## Your goal
Lines containing the string "time" are to be collected in full.

Entries taken from a collection:
Begin

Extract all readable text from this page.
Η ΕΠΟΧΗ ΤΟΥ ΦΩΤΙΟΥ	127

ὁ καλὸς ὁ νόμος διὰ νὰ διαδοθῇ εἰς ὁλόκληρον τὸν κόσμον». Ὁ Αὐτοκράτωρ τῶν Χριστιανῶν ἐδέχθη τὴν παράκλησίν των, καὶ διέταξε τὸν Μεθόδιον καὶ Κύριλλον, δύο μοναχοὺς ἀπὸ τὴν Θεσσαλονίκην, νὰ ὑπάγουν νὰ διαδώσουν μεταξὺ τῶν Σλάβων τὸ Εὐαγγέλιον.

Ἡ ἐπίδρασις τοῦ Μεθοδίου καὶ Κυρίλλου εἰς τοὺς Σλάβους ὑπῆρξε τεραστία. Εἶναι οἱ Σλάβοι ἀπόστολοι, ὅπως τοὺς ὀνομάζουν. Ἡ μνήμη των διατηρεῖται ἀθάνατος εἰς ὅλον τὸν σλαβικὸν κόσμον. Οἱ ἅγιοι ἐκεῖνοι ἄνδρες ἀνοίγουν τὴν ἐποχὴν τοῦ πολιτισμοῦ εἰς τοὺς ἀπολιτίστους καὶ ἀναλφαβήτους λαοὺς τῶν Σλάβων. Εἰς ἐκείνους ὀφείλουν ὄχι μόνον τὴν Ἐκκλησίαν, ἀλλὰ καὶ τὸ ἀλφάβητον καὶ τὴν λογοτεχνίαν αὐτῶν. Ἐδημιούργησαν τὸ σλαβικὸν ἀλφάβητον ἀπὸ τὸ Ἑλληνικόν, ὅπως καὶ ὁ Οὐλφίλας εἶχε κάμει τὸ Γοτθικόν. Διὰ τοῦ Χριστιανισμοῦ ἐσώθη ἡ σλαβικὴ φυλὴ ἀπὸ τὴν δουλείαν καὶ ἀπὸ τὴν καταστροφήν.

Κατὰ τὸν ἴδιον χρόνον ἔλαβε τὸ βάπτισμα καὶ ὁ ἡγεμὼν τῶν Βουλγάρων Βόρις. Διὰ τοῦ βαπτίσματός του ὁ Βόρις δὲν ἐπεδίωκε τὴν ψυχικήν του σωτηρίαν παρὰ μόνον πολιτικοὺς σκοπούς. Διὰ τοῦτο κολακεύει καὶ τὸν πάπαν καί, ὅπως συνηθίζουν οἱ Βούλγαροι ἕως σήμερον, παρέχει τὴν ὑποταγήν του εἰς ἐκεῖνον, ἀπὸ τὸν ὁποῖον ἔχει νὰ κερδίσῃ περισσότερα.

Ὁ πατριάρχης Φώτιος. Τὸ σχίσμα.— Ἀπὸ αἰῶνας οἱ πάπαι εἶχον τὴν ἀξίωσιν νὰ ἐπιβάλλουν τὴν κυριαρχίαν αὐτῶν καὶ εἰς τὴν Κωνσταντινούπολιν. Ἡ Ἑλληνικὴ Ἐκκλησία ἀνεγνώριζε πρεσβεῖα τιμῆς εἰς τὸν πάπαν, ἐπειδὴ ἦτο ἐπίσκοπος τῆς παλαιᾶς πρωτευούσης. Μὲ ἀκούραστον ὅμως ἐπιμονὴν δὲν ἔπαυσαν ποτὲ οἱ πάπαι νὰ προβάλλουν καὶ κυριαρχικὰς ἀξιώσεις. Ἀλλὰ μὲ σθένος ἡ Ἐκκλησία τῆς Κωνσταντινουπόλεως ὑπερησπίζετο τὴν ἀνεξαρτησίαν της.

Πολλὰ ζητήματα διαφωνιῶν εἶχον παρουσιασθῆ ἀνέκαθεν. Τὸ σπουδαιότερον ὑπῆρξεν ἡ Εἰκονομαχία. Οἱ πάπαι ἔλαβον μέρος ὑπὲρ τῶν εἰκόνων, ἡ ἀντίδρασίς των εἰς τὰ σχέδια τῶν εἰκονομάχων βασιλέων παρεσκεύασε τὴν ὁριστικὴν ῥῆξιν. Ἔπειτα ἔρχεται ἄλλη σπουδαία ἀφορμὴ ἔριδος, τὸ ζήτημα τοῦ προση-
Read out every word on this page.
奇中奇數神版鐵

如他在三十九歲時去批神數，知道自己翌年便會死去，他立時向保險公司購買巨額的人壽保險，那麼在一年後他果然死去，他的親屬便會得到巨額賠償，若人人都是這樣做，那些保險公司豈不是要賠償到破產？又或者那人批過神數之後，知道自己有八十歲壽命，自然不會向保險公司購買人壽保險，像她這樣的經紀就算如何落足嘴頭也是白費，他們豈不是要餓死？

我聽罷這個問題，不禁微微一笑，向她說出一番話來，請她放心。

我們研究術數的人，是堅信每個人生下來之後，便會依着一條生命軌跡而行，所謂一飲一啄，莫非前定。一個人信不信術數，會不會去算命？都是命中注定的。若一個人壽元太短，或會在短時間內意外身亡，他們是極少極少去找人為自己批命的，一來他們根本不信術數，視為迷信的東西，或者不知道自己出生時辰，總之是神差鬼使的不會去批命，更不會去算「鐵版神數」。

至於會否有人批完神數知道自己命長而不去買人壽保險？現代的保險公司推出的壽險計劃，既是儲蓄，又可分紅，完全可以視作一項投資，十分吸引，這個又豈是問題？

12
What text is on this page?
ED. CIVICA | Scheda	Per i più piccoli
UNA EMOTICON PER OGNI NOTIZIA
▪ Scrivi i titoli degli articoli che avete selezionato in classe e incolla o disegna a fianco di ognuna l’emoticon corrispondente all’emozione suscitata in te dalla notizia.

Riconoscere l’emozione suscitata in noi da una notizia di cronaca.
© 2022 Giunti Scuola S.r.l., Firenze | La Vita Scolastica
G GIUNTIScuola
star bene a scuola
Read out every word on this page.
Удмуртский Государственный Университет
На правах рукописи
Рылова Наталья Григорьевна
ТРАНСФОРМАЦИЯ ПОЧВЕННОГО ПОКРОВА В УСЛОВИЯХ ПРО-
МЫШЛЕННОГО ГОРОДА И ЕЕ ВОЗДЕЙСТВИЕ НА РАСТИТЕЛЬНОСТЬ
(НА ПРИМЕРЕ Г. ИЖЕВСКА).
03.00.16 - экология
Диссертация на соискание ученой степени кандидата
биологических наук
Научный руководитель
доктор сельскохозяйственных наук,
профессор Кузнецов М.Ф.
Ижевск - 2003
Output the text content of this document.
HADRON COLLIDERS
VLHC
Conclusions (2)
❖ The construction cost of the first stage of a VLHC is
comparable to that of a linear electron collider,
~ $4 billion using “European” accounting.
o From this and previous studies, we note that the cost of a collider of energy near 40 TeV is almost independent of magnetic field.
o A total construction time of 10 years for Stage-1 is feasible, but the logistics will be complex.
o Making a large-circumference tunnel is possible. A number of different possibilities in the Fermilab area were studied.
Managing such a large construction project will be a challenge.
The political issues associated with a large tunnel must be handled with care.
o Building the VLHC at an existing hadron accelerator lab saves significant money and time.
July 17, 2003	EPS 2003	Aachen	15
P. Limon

End

## Problem solution
o A total construction time of 10 years for Stage-1 is feasible, but the logistics will be complex.
o Building the VLHC at an existing hadron accelerator lab saves significant money and time.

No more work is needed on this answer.